[GOAL] Transcribe all the records with complete accuracy.

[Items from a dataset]
━━━━

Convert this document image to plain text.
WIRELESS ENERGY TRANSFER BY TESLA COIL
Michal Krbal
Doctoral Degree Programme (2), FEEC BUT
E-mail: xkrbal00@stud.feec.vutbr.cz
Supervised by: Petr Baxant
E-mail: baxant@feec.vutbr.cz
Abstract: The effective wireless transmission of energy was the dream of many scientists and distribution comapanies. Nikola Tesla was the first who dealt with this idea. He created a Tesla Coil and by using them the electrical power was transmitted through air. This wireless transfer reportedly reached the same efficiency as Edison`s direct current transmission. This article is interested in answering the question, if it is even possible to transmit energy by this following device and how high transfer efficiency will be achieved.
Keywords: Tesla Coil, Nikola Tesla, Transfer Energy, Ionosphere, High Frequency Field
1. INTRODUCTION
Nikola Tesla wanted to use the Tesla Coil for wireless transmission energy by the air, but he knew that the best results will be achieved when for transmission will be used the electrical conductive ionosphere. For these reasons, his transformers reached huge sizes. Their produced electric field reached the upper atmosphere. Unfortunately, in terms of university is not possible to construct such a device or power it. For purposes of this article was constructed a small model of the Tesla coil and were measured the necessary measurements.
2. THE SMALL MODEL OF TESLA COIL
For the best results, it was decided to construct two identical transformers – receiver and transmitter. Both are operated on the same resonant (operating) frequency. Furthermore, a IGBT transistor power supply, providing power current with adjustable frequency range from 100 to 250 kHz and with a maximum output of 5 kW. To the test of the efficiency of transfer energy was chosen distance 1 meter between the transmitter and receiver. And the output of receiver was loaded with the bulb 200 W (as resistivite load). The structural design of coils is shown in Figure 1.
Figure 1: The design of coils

━━━━

[THE RESULT]
Convert this document image to plain text.
WIRELESS ENERGY TRANSFER BY TESLA COIL
Michal Krbal
Doctoral Degree Programme (2), FEEC BUT
E-mail: xkrbal00@stud.feec.vutbr.cz
Supervised by: Petr Baxant
E-mail: baxant@feec.vutbr.cz
Abstract: The effective wireless transmission of energy was the dream of many scientists and distribution comapanies. Nikola Tesla was the first who dealt with this idea. He created a Tesla Coil and by using them the electrical power was transmitted through air. This wireless transfer reportedly reached the same efficiency as Edison`s direct current transmission. This article is interested in answering the question, if it is even possible to transmit energy by this following device and how high transfer efficiency will be achieved.
Keywords: Tesla Coil, Nikola Tesla, Transfer Energy, Ionosphere, High Frequency Field
1. INTRODUCTION
Nikola Tesla wanted to use the Tesla Coil for wireless transmission energy by the air, but he knew that the best results will be achieved when for transmission will be used the electrical conductive ionosphere. For these reasons, his transformers reached huge sizes. Their produced electric field reached the upper atmosphere. Unfortunately, in terms of university is not possible to construct such a device or power it. For purposes of this article was constructed a small model of the Tesla coil and were measured the necessary measurements.
2. THE SMALL MODEL OF TESLA COIL
For the best results, it was decided to construct two identical transformers – receiver and transmitter. Both are operated on the same resonant (operating) frequency. Furthermore, a IGBT transistor power supply, providing power current with adjustable frequency range from 100 to 250 kHz and with a maximum output of 5 kW. To the test of the efficiency of transfer energy was chosen distance 1 meter between the transmitter and receiver. And the output of receiver was loaded with the bulb 200 W (as resistivite load). The structural design of coils is shown in Figure 1.
Figure 1: The design of coils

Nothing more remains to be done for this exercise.